Select, from the data, each line where "index" occurs.
— Begin —
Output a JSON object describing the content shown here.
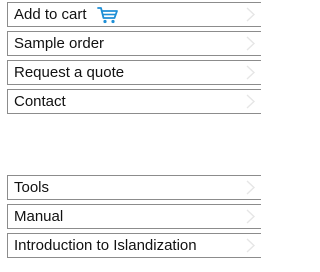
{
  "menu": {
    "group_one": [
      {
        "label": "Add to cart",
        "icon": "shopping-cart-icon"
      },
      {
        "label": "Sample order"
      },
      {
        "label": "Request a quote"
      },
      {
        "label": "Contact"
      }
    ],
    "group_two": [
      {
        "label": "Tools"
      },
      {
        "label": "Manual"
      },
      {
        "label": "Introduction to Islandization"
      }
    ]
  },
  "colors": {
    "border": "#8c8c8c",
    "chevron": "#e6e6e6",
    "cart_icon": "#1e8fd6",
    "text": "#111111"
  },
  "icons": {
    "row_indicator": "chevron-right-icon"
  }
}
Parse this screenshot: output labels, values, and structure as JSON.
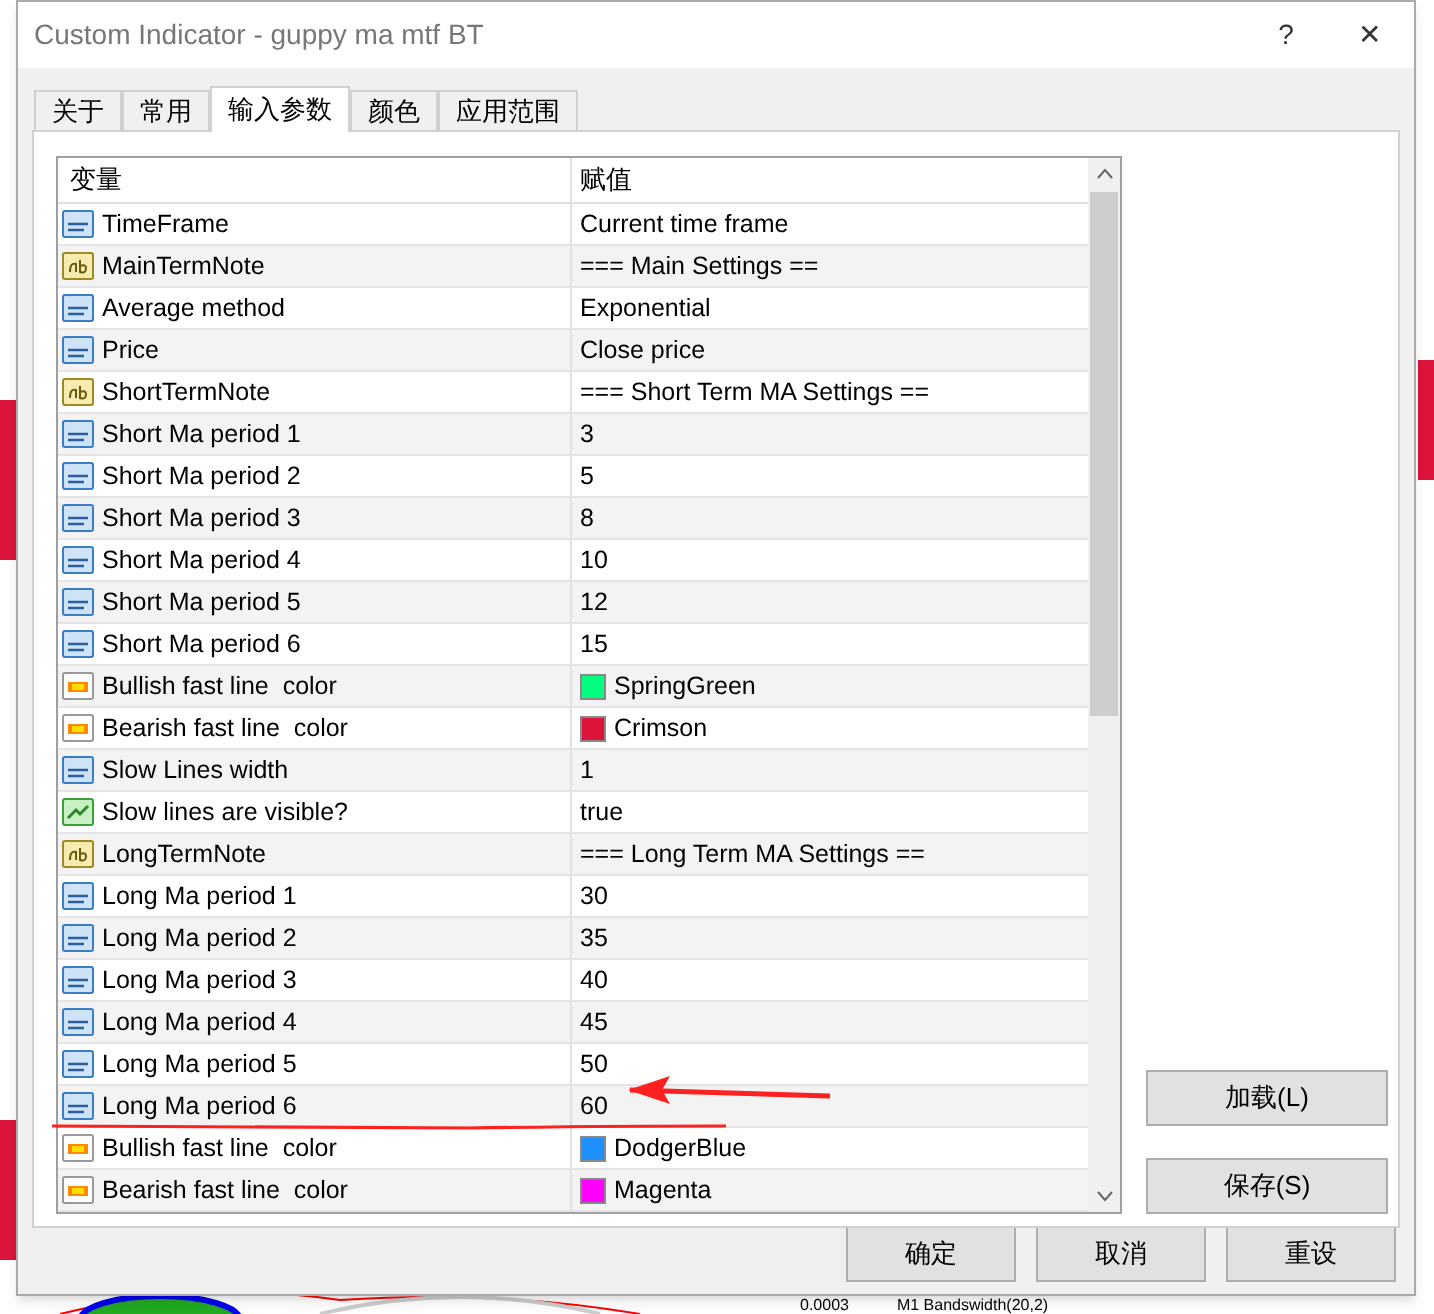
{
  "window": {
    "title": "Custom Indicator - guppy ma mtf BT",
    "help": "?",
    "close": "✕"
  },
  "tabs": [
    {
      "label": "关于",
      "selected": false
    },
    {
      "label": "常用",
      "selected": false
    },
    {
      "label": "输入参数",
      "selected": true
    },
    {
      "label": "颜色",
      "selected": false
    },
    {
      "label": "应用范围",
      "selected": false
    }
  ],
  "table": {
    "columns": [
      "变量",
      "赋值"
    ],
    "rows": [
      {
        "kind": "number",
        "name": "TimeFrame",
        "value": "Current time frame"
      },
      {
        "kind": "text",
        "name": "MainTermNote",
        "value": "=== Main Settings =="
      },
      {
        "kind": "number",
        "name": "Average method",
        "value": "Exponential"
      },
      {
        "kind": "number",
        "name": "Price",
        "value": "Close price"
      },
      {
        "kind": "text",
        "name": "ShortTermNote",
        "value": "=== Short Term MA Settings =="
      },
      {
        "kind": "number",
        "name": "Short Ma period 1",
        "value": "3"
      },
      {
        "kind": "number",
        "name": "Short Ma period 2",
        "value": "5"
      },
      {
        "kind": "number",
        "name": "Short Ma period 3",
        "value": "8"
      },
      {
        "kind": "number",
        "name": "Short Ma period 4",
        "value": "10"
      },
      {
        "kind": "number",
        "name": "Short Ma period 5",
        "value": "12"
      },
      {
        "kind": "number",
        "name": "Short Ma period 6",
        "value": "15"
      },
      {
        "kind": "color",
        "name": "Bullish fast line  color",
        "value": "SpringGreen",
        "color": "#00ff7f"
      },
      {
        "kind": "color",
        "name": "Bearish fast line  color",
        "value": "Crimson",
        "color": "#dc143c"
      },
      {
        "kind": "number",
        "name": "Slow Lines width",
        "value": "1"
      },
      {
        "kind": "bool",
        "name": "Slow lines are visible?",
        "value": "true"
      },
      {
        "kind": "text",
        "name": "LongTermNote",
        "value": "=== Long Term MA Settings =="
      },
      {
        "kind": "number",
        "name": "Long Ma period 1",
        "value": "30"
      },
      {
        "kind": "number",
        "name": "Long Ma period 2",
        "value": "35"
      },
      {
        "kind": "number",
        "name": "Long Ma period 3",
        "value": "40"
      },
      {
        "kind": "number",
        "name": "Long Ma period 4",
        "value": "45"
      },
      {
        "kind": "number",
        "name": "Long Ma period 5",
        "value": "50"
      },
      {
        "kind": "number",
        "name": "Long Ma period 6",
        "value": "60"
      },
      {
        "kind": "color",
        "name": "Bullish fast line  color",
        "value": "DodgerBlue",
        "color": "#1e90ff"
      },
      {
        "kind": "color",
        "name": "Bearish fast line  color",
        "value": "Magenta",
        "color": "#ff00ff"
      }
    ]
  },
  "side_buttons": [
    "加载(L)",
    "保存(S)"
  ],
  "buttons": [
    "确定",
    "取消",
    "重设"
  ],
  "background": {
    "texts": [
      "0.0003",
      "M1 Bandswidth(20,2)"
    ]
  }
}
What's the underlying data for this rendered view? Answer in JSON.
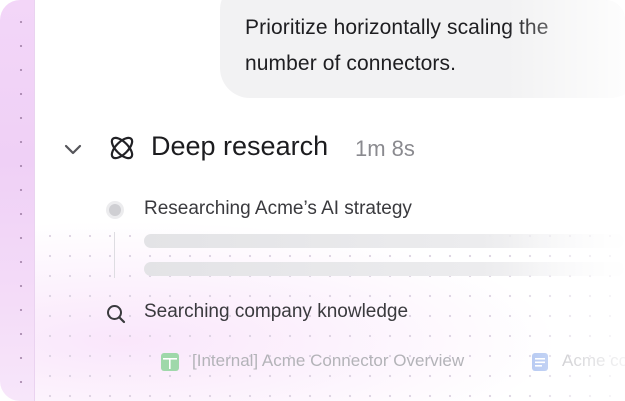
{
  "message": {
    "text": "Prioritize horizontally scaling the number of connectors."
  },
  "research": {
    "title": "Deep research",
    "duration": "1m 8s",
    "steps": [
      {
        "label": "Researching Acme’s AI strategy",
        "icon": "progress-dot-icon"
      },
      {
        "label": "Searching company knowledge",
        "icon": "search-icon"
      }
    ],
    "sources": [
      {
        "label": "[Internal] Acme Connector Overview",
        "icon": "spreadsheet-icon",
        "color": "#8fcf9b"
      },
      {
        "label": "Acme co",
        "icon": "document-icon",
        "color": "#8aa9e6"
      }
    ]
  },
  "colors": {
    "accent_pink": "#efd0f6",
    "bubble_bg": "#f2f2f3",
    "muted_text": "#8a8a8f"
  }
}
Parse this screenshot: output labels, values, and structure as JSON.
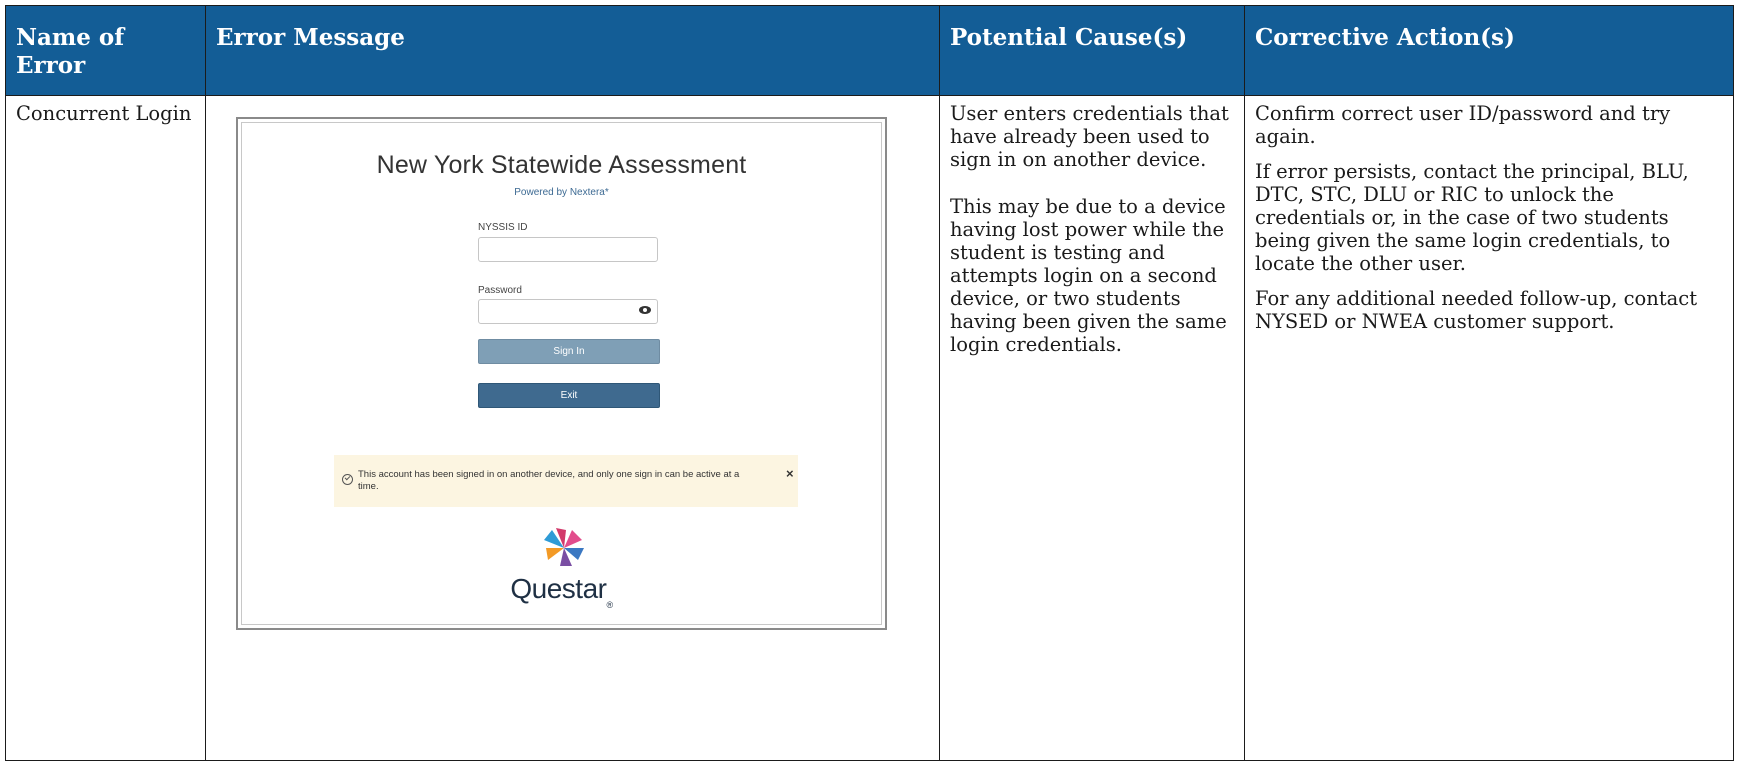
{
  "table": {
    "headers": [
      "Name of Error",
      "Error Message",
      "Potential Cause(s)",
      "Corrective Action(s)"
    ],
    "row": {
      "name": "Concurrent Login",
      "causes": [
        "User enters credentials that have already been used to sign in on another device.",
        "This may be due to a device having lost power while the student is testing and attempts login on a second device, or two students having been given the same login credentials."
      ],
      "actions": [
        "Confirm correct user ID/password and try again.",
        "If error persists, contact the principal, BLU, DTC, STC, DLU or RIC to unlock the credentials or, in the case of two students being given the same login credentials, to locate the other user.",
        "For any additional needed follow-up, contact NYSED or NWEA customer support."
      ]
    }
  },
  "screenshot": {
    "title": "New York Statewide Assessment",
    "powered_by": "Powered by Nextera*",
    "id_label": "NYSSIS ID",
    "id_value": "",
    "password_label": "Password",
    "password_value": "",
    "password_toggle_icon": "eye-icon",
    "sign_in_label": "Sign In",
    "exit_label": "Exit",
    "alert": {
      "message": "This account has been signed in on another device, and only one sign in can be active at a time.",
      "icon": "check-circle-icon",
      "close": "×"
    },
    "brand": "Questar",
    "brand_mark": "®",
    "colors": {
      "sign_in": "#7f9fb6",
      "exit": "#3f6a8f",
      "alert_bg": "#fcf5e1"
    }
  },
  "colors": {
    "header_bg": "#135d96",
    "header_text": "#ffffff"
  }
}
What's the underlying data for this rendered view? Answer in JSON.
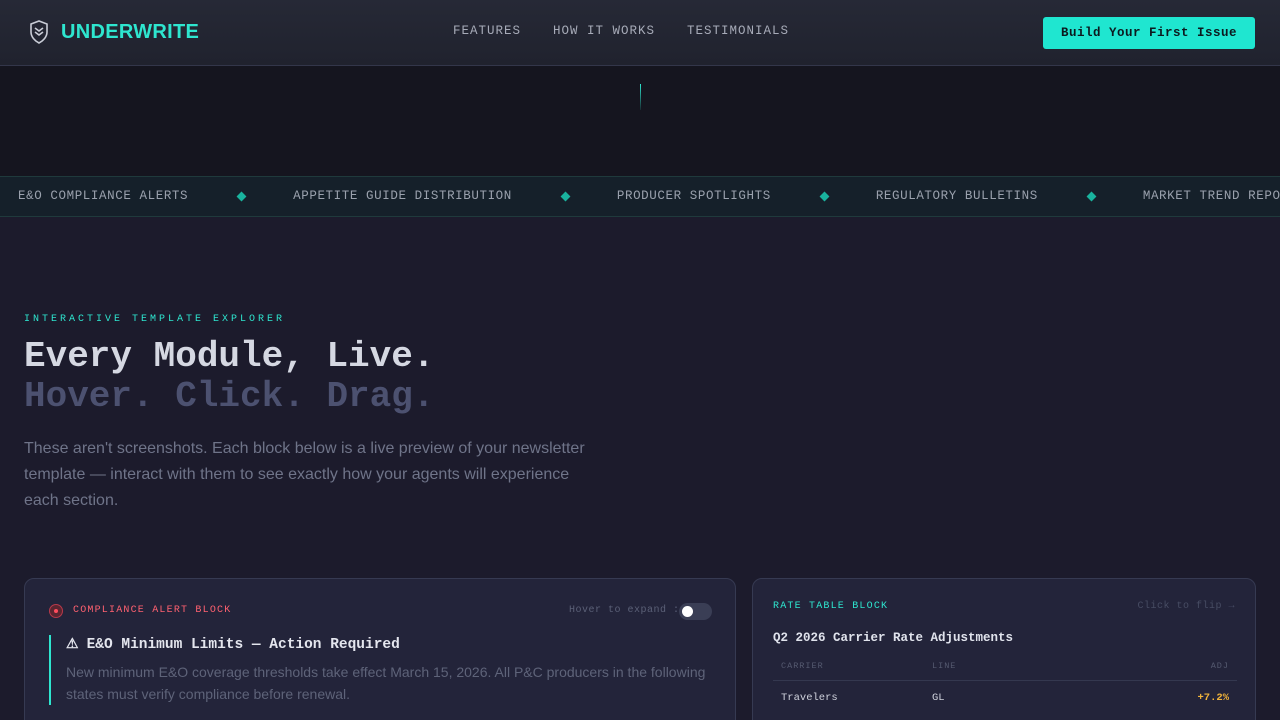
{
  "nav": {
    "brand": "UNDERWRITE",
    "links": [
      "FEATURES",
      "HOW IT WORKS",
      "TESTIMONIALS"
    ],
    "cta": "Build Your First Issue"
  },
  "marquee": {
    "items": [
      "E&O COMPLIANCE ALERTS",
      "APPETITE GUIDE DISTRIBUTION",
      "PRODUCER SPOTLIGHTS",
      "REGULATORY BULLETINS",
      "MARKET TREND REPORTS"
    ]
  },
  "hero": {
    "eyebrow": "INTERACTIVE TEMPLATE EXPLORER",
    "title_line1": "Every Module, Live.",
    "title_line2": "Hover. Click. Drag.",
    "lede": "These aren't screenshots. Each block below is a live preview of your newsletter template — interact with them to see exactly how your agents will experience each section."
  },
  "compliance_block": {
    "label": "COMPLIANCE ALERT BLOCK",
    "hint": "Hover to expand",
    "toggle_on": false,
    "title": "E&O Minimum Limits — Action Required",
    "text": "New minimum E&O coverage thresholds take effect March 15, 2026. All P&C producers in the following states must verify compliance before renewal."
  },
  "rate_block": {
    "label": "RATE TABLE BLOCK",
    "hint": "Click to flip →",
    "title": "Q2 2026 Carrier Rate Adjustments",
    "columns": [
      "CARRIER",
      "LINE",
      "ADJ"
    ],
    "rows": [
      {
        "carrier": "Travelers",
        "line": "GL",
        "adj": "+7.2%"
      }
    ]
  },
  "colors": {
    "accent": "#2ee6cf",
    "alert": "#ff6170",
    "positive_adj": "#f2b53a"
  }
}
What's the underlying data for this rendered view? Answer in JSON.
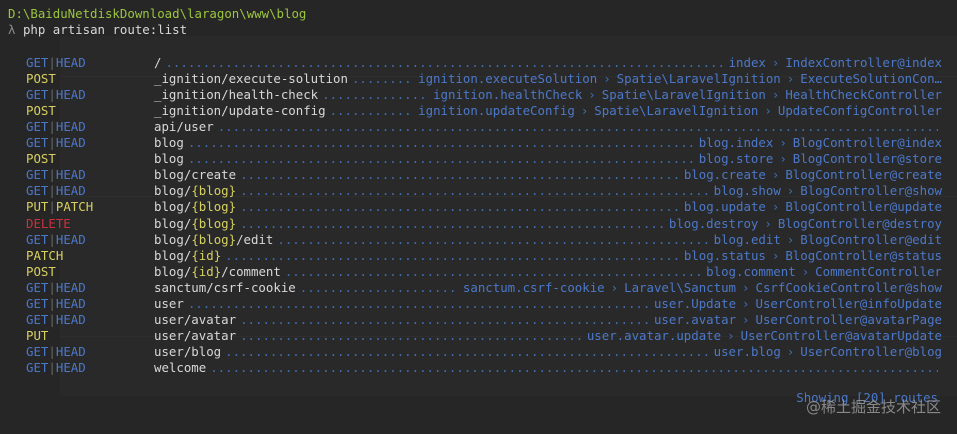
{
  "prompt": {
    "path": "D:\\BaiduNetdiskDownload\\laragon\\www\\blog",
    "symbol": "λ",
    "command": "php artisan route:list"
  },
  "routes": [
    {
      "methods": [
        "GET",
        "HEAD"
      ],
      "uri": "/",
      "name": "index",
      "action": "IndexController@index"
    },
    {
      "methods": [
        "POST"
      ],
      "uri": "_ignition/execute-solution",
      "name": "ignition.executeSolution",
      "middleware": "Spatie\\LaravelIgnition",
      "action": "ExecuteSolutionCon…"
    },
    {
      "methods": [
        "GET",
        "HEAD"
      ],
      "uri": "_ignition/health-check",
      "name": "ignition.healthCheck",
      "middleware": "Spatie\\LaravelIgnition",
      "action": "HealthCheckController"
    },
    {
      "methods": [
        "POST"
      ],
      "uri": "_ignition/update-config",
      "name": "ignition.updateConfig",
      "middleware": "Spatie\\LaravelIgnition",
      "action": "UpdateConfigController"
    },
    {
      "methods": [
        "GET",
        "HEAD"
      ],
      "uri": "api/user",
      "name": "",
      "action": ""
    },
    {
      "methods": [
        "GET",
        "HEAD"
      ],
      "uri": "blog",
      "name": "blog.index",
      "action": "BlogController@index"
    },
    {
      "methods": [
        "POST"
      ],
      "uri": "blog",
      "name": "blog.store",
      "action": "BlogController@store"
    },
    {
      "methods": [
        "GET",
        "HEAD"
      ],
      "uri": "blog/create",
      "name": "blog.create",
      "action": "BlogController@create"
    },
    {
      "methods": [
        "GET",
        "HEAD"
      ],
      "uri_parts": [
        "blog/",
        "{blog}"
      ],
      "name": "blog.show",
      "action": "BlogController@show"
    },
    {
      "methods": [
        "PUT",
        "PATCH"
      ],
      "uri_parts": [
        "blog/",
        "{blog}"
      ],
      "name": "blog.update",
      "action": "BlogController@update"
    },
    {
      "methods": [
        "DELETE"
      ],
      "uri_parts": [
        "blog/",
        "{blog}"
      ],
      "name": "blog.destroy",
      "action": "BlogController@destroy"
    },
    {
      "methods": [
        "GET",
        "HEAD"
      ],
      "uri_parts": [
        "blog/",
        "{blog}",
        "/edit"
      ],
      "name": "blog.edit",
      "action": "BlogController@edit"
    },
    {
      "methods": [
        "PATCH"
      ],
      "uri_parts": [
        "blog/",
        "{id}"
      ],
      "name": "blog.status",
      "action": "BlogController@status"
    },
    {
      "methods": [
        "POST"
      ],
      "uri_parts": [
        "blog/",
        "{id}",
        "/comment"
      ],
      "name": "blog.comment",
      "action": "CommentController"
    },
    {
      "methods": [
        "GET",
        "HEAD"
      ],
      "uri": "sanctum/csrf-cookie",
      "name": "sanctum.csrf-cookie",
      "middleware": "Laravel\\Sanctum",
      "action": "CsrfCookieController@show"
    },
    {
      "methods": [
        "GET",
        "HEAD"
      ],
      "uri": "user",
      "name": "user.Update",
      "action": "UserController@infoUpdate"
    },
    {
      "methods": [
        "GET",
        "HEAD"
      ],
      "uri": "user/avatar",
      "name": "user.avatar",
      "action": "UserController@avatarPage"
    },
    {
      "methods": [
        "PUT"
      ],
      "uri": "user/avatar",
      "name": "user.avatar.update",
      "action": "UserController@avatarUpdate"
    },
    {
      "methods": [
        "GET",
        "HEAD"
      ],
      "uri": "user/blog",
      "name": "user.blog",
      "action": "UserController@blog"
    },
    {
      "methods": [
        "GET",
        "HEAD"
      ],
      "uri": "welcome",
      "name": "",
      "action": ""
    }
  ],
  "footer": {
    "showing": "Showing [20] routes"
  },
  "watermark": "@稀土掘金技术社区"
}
— End —
FINAL ANSWER ::
      "name": "index",
      "action": "IndexController@index"
      "name": "blog.index",
      "action": "BlogController@index"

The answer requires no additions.